━━ Source material
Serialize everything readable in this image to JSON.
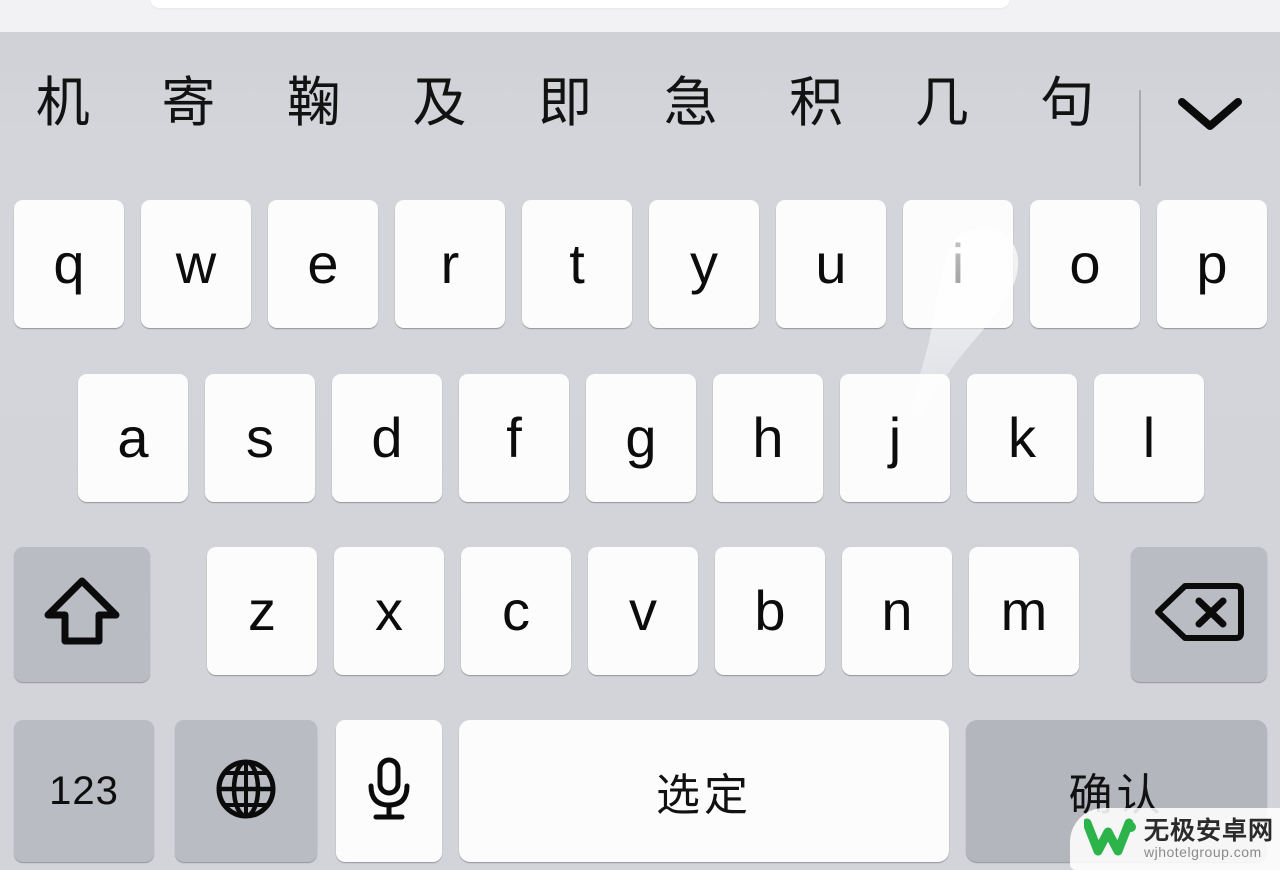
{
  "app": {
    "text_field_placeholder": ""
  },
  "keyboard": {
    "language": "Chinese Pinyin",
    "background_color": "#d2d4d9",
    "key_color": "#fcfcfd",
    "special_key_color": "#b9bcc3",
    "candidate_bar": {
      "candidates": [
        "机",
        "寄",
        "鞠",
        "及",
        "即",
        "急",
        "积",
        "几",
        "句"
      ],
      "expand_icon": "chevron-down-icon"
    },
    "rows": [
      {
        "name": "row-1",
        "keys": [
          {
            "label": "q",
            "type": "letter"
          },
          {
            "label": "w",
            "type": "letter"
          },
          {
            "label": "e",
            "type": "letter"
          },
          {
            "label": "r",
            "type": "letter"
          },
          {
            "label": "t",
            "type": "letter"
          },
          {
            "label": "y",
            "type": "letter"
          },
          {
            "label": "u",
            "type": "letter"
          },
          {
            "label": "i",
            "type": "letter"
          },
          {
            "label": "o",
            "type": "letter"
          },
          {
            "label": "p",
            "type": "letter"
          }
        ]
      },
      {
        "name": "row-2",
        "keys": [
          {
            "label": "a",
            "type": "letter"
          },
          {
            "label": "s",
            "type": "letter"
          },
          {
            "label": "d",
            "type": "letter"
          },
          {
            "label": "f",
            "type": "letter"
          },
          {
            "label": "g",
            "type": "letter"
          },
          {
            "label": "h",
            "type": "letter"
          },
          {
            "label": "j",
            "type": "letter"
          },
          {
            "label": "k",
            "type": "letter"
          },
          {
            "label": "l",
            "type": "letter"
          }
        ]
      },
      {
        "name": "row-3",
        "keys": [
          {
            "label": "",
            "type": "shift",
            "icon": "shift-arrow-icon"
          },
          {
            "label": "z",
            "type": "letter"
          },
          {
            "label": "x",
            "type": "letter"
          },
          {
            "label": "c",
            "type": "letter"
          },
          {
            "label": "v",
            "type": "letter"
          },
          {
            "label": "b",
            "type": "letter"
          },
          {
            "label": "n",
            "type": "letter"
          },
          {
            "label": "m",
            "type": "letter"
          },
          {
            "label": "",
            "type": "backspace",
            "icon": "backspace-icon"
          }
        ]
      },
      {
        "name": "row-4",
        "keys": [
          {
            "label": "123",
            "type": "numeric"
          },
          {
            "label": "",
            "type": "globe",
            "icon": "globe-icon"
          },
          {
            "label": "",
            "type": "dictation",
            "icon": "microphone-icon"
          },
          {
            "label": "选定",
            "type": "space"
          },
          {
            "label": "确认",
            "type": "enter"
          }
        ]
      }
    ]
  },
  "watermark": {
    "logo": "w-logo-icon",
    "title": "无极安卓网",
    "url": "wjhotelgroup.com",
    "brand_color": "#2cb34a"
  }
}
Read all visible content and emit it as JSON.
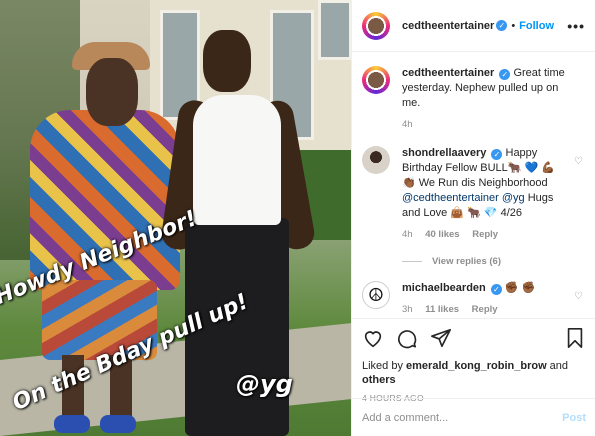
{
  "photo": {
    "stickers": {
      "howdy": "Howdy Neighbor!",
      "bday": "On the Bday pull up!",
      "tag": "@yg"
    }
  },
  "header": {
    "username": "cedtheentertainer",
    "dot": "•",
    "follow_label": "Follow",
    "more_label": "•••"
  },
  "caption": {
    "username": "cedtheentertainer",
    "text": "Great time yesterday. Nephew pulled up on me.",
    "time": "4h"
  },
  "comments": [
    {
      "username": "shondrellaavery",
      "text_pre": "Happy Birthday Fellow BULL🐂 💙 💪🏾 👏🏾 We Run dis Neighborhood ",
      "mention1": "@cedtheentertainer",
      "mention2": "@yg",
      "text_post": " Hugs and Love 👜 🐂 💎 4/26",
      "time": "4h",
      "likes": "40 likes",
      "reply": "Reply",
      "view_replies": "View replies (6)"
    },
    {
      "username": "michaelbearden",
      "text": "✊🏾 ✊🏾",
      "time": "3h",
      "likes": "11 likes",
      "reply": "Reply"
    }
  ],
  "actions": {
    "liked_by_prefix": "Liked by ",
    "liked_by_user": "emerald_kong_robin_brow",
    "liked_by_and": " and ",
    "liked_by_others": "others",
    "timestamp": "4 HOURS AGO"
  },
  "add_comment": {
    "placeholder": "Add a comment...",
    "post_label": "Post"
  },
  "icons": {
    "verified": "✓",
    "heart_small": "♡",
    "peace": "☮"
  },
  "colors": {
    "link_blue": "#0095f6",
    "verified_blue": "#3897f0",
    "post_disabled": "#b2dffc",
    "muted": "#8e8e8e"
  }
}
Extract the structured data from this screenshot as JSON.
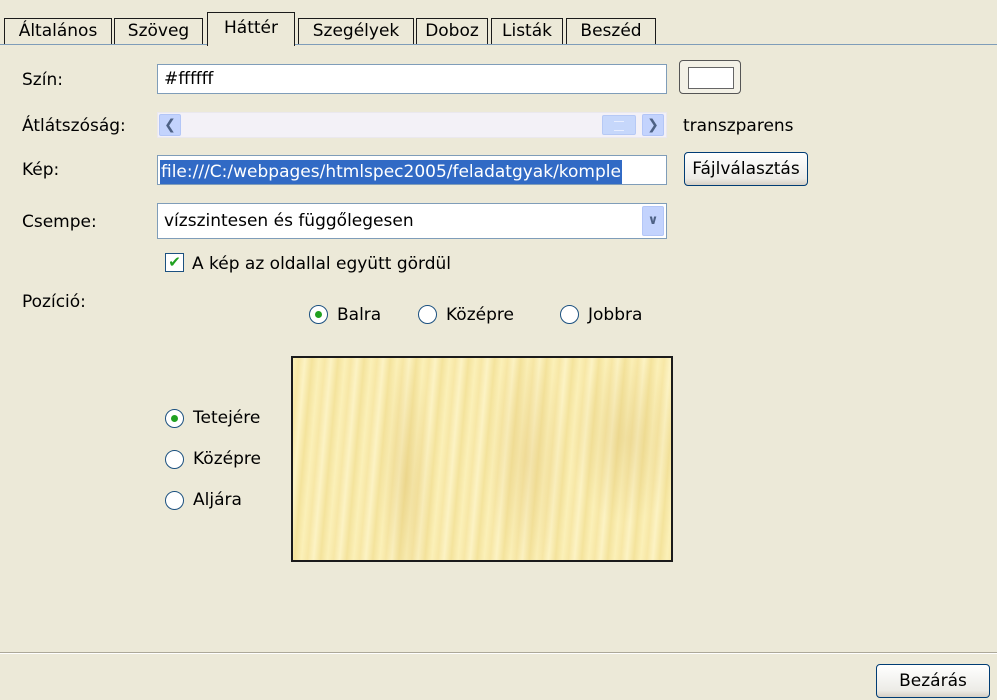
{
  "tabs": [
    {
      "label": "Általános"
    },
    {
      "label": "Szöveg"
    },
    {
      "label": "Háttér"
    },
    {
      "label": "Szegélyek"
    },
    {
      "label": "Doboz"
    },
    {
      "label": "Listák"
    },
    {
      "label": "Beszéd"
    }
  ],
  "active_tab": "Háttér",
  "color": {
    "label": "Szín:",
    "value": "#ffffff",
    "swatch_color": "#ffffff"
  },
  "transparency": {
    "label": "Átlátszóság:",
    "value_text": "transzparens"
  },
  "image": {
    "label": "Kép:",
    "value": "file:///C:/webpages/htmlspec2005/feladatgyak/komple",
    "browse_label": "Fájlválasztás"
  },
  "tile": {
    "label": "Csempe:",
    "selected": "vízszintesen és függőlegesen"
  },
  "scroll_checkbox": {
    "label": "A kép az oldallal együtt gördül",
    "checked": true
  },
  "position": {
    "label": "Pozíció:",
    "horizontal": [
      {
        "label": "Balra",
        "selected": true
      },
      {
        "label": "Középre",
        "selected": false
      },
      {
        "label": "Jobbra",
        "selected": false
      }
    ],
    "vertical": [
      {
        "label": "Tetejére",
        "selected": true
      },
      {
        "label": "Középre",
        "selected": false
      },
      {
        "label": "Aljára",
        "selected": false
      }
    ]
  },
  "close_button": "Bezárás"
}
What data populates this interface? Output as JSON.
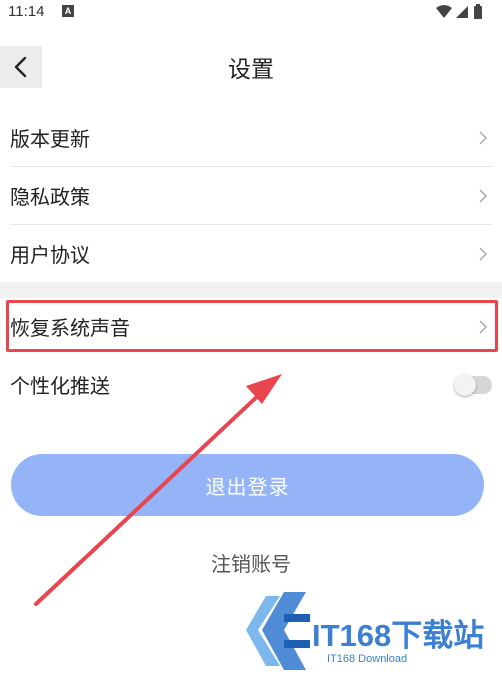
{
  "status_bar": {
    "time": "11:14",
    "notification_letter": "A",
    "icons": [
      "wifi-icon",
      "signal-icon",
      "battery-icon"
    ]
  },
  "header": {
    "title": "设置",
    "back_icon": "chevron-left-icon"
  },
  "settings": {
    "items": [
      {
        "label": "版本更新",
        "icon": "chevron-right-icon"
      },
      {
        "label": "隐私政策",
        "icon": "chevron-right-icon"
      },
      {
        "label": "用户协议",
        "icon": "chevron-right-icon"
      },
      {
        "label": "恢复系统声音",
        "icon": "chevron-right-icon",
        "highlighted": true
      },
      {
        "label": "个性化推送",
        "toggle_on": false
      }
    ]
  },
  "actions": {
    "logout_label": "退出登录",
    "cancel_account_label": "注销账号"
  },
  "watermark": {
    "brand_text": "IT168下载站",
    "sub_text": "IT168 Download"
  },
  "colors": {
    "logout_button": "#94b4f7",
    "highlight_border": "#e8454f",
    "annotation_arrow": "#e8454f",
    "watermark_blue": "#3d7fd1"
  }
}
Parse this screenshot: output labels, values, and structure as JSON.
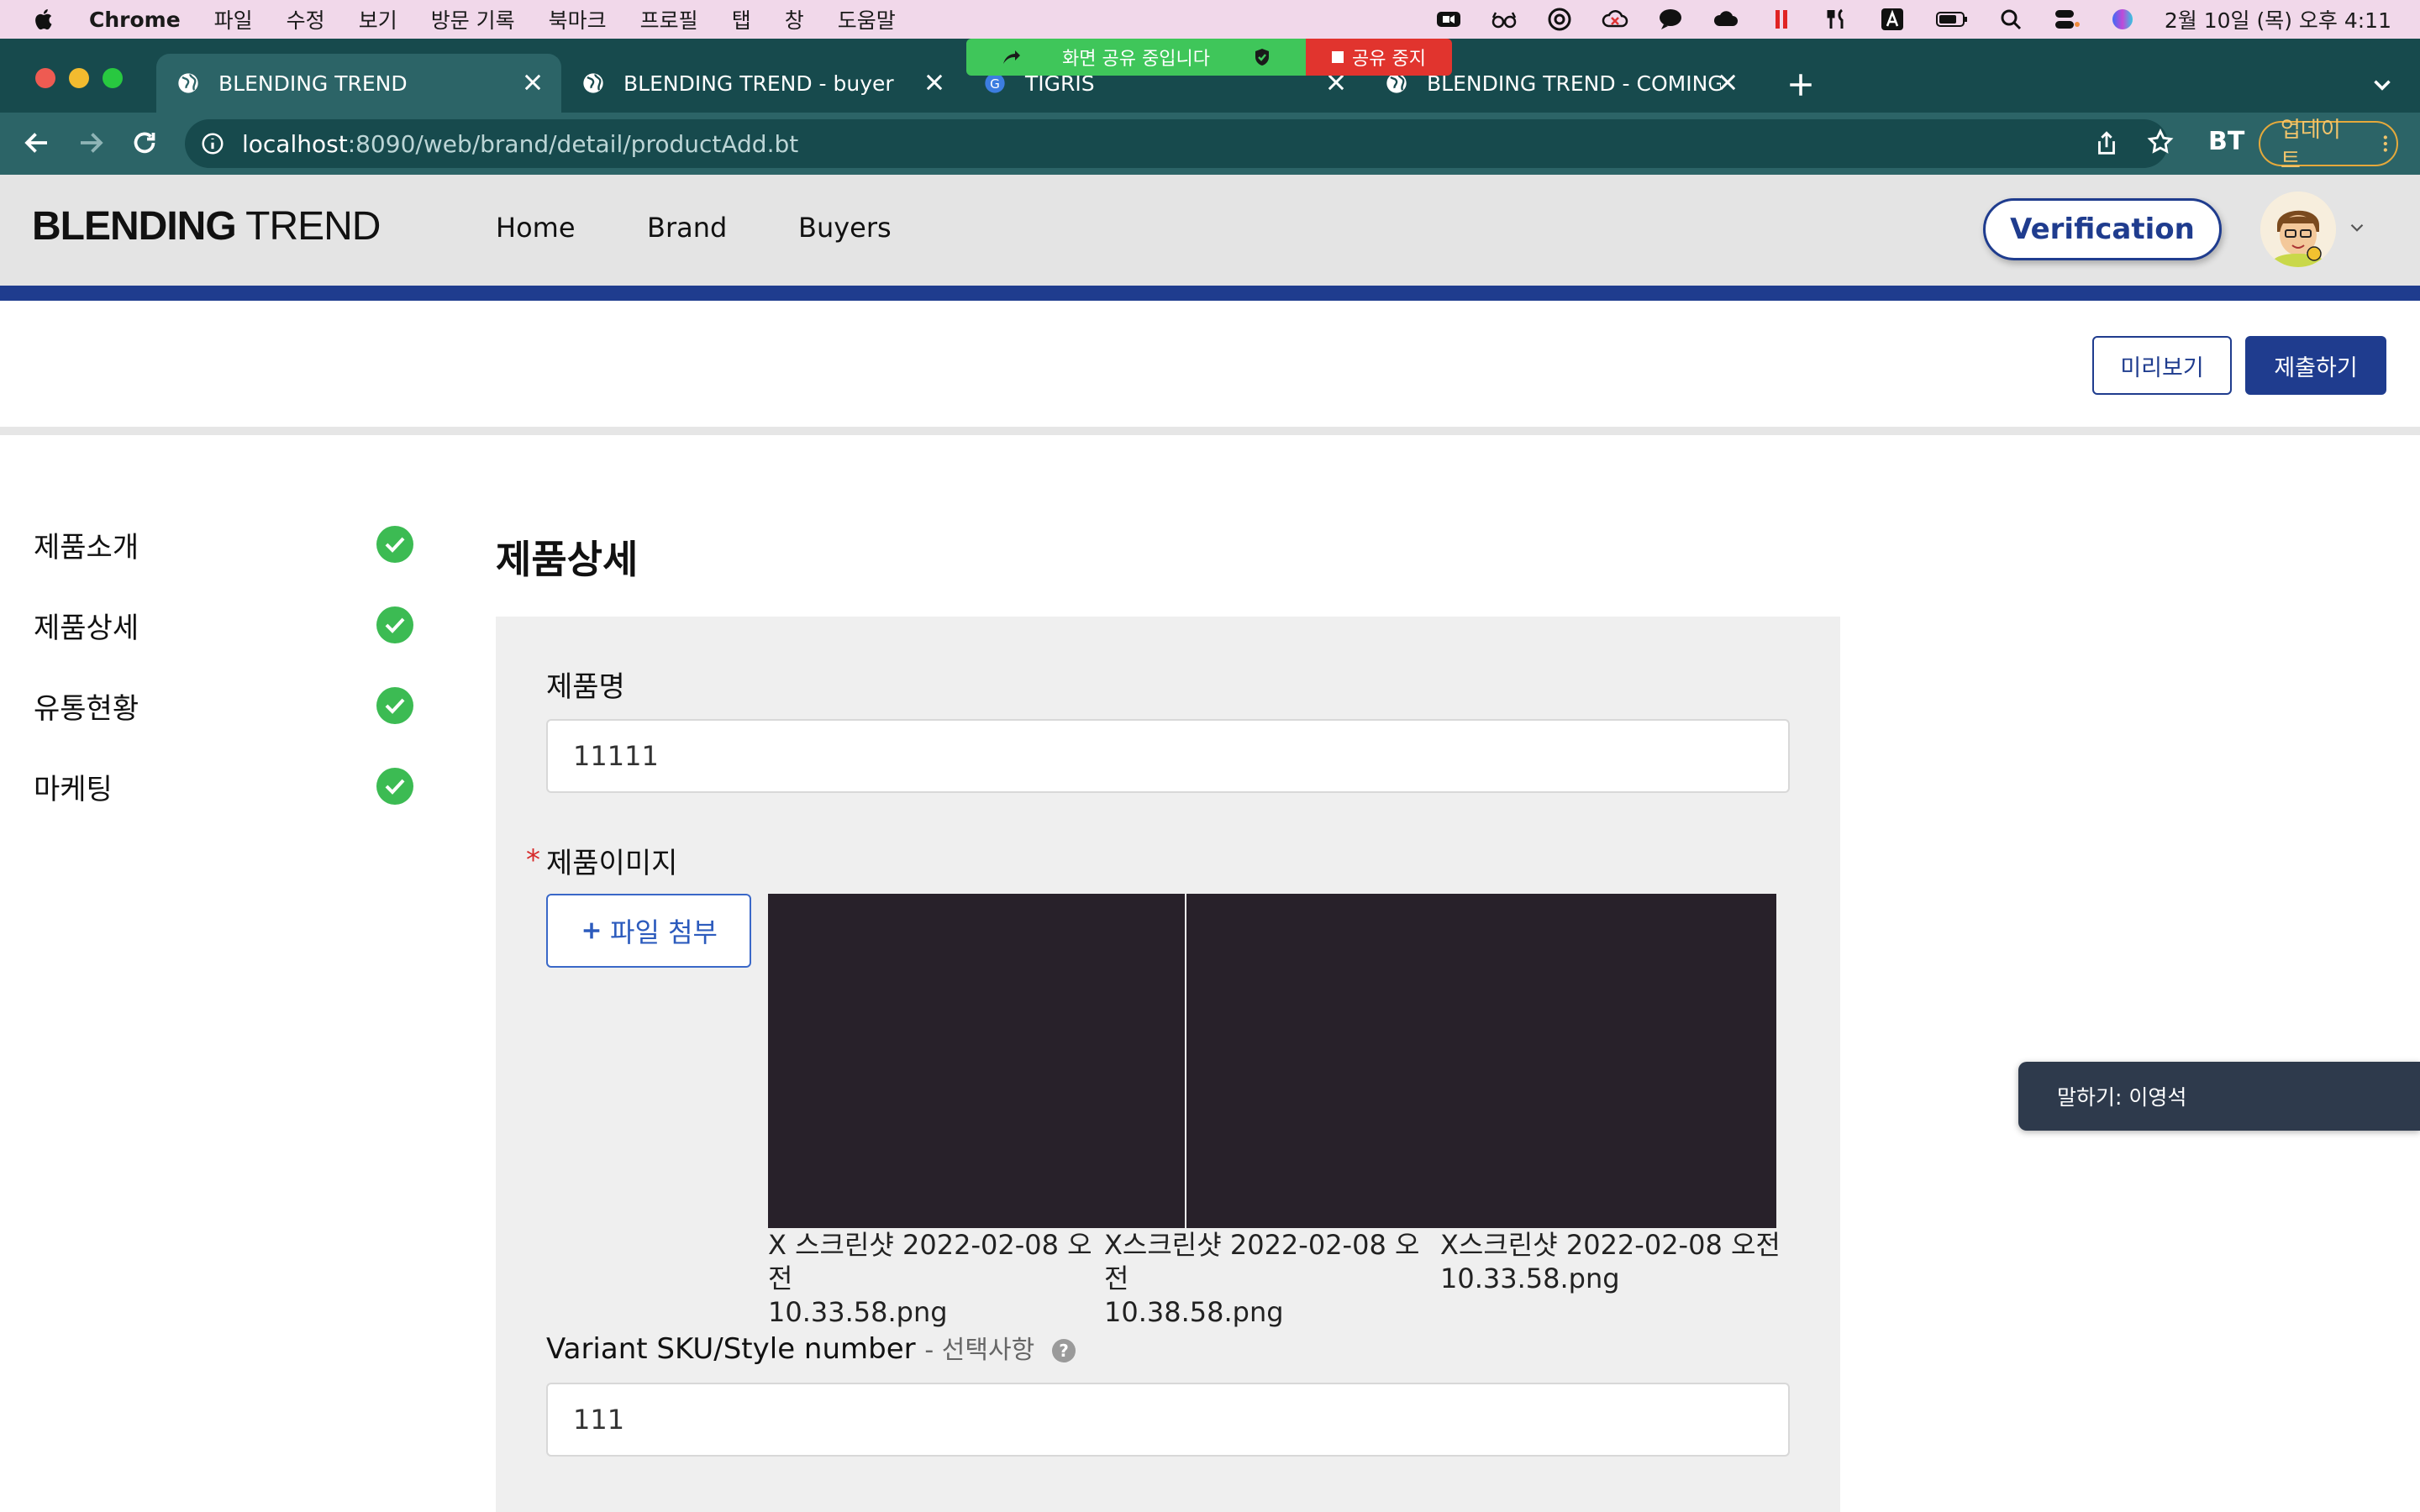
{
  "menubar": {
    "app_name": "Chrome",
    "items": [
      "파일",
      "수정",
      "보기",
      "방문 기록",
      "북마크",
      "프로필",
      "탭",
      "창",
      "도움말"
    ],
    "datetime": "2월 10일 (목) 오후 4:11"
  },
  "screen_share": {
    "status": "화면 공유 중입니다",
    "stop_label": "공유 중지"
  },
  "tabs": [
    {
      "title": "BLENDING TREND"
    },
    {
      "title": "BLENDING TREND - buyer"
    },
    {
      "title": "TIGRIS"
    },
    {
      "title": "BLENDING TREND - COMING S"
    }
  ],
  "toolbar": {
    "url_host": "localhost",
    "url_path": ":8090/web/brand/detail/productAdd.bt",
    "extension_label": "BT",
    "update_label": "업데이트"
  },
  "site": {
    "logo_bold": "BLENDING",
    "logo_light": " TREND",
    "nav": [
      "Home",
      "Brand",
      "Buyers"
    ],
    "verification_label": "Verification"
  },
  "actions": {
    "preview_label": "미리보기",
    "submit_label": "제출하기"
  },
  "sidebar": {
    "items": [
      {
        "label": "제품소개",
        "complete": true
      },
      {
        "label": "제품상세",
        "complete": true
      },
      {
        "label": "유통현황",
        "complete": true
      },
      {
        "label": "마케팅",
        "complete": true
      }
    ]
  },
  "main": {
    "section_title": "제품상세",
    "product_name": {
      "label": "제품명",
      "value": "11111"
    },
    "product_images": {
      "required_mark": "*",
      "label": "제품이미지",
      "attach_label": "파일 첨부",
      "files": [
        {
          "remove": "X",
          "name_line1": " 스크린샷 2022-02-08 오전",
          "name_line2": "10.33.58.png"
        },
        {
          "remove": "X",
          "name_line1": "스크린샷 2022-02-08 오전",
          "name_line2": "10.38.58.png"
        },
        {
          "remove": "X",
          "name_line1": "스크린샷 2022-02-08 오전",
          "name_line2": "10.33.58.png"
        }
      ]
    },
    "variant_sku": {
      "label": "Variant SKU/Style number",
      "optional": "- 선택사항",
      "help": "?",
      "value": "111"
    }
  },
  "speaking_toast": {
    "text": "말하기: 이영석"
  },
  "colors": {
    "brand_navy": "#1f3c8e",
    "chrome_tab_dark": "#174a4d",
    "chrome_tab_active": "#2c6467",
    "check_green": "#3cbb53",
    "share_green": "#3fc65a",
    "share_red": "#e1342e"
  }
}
━━━━
Copy each line that contains the word "TREND".

      "title": "BLENDING TREND"
      "title": "BLENDING TREND - buyer"
      "title": "BLENDING TREND - COMING S"
    "logo_light": " TREND",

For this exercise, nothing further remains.